**The problem:**
Print all entries precisely as they are written.

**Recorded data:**
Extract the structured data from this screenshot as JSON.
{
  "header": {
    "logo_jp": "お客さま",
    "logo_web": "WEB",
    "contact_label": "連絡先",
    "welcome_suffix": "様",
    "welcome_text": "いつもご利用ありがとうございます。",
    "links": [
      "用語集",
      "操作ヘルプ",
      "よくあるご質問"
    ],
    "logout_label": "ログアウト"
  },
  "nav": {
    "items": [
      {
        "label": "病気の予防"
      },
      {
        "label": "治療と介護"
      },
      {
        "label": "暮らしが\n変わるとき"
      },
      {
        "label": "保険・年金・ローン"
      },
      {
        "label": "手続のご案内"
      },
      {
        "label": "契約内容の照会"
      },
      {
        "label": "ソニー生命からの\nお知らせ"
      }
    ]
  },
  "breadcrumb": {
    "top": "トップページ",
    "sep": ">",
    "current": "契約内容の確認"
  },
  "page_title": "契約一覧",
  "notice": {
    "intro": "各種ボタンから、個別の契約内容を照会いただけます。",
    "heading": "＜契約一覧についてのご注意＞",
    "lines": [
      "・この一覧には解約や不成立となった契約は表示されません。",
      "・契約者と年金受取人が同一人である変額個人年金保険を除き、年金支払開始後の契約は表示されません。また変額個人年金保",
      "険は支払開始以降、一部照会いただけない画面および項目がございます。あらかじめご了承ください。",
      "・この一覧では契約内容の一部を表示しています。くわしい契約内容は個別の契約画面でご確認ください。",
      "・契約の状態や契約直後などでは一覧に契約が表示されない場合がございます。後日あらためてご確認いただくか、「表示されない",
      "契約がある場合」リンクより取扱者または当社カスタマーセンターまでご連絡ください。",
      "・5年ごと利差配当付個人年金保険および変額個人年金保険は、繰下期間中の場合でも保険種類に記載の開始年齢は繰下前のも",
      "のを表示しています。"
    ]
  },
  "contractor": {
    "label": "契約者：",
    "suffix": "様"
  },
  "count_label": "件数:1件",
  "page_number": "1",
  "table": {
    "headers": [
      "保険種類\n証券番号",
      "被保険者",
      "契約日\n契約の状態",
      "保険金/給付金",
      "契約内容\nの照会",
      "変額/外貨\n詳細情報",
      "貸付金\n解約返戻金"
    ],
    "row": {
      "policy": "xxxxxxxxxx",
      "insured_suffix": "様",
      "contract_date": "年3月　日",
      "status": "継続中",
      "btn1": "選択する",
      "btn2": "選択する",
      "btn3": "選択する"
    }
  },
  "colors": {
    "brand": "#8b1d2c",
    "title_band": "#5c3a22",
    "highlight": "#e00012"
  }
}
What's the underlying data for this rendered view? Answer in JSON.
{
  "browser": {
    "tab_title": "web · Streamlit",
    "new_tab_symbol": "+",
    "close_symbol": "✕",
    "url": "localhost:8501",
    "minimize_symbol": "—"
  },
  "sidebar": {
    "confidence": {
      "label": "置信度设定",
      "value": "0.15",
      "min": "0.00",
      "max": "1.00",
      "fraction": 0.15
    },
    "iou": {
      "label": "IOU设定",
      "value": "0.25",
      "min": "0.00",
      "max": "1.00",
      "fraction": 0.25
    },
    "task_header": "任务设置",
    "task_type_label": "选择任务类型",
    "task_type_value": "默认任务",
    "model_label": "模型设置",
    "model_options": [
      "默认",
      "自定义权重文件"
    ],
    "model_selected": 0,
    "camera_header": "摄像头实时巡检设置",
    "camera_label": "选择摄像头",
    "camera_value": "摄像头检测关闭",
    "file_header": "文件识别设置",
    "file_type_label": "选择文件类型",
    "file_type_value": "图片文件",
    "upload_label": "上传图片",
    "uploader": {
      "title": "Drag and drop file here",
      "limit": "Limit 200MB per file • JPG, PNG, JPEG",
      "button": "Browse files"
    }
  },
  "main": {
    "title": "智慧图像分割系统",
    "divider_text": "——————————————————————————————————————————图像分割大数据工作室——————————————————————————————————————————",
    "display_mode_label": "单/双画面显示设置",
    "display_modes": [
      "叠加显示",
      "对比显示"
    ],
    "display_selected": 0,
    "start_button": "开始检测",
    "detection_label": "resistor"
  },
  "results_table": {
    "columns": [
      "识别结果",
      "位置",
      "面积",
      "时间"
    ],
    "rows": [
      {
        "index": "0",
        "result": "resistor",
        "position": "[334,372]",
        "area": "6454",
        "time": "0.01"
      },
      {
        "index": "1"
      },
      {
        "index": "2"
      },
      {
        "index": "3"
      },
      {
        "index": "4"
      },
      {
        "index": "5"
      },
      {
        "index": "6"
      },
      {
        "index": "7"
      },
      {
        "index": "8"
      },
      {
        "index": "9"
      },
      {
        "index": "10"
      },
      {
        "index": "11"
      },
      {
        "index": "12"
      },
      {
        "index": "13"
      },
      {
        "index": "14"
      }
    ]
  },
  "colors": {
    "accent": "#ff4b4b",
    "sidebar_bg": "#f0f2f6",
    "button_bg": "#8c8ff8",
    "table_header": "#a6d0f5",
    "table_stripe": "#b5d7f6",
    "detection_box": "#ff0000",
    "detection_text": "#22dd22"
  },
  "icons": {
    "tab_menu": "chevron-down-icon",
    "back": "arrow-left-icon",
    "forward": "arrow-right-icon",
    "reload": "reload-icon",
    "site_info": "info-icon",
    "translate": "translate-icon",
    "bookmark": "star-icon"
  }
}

**Solution for this problem:**
Extract the structured data from this screenshot as JSON.
{
  "header": {
    "logo_jp": "お客さま",
    "logo_web": "WEB",
    "contact_label": "連絡先",
    "welcome_suffix": "様",
    "welcome_text": "いつもご利用ありがとうございます。",
    "links": [
      "用語集",
      "操作ヘルプ",
      "よくあるご質問"
    ],
    "logout_label": "ログアウト"
  },
  "nav": {
    "items": [
      {
        "label": "病気の予防"
      },
      {
        "label": "治療と介護"
      },
      {
        "label": "暮らしが\n変わるとき"
      },
      {
        "label": "保険・年金・ローン"
      },
      {
        "label": "手続のご案内"
      },
      {
        "label": "契約内容の照会"
      },
      {
        "label": "ソニー生命からの\nお知らせ"
      }
    ]
  },
  "breadcrumb": {
    "top": "トップページ",
    "sep": ">",
    "current": "契約内容の確認"
  },
  "page_title": "契約一覧",
  "notice": {
    "intro": "各種ボタンから、個別の契約内容を照会いただけます。",
    "heading": "＜契約一覧についてのご注意＞",
    "lines": [
      "・この一覧には解約や不成立となった契約は表示されません。",
      "・契約者と年金受取人が同一人である変額個人年金保険を除き、年金支払開始後の契約は表示されません。また変額個人年金保",
      "険は支払開始以降、一部照会いただけない画面および項目がございます。あらかじめご了承ください。",
      "・この一覧では契約内容の一部を表示しています。くわしい契約内容は個別の契約画面でご確認ください。",
      "・契約の状態や契約直後などでは一覧に契約が表示されない場合がございます。後日あらためてご確認いただくか、「表示されない",
      "契約がある場合」リンクより取扱者または当社カスタマーセンターまでご連絡ください。",
      "・5年ごと利差配当付個人年金保険および変額個人年金保険は、繰下期間中の場合でも保険種類に記載の開始年齢は繰下前のも",
      "のを表示しています。"
    ]
  },
  "contractor": {
    "label": "契約者：",
    "suffix": "様"
  },
  "count_label": "件数:1件",
  "page_number": "1",
  "table": {
    "headers": [
      "保険種類\n証券番号",
      "被保険者",
      "契約日\n契約の状態",
      "保険金/給付金",
      "契約内容\nの照会",
      "変額/外貨\n詳細情報",
      "貸付金\n解約返戻金"
    ],
    "row": {
      "policy": "xxxxxxxxxx",
      "insured_suffix": "様",
      "contract_date": "年3月　日",
      "status": "継続中",
      "btn1": "選択する",
      "btn2": "選択する",
      "btn3": "選択する"
    }
  },
  "colors": {
    "brand": "#8b1d2c",
    "title_band": "#5c3a22",
    "highlight": "#e00012"
  }
}
What's the underlying data for this rendered view? Answer in JSON.
{
  "browser": {
    "tab_title": "web · Streamlit",
    "new_tab_symbol": "+",
    "close_symbol": "✕",
    "url": "localhost:8501",
    "minimize_symbol": "—"
  },
  "sidebar": {
    "confidence": {
      "label": "置信度设定",
      "value": "0.15",
      "min": "0.00",
      "max": "1.00",
      "fraction": 0.15
    },
    "iou": {
      "label": "IOU设定",
      "value": "0.25",
      "min": "0.00",
      "max": "1.00",
      "fraction": 0.25
    },
    "task_header": "任务设置",
    "task_type_label": "选择任务类型",
    "task_type_value": "默认任务",
    "model_label": "模型设置",
    "model_options": [
      "默认",
      "自定义权重文件"
    ],
    "model_selected": 0,
    "camera_header": "摄像头实时巡检设置",
    "camera_label": "选择摄像头",
    "camera_value": "摄像头检测关闭",
    "file_header": "文件识别设置",
    "file_type_label": "选择文件类型",
    "file_type_value": "图片文件",
    "upload_label": "上传图片",
    "uploader": {
      "title": "Drag and drop file here",
      "limit": "Limit 200MB per file • JPG, PNG, JPEG",
      "button": "Browse files"
    }
  },
  "main": {
    "title": "智慧图像分割系统",
    "divider_text": "——————————————————————————————————————————图像分割大数据工作室——————————————————————————————————————————",
    "display_mode_label": "单/双画面显示设置",
    "display_modes": [
      "叠加显示",
      "对比显示"
    ],
    "display_selected": 0,
    "start_button": "开始检测",
    "detection_label": "resistor"
  },
  "results_table": {
    "columns": [
      "识别结果",
      "位置",
      "面积",
      "时间"
    ],
    "rows": [
      {
        "index": "0",
        "result": "resistor",
        "position": "[334,372]",
        "area": "6454",
        "time": "0.01"
      },
      {
        "index": "1"
      },
      {
        "index": "2"
      },
      {
        "index": "3"
      },
      {
        "index": "4"
      },
      {
        "index": "5"
      },
      {
        "index": "6"
      },
      {
        "index": "7"
      },
      {
        "index": "8"
      },
      {
        "index": "9"
      },
      {
        "index": "10"
      },
      {
        "index": "11"
      },
      {
        "index": "12"
      },
      {
        "index": "13"
      },
      {
        "index": "14"
      }
    ]
  },
  "colors": {
    "accent": "#ff4b4b",
    "sidebar_bg": "#f0f2f6",
    "button_bg": "#8c8ff8",
    "table_header": "#a6d0f5",
    "table_stripe": "#b5d7f6",
    "detection_box": "#ff0000",
    "detection_text": "#22dd22"
  },
  "icons": {
    "tab_menu": "chevron-down-icon",
    "back": "arrow-left-icon",
    "forward": "arrow-right-icon",
    "reload": "reload-icon",
    "site_info": "info-icon",
    "translate": "translate-icon",
    "bookmark": "star-icon"
  }
}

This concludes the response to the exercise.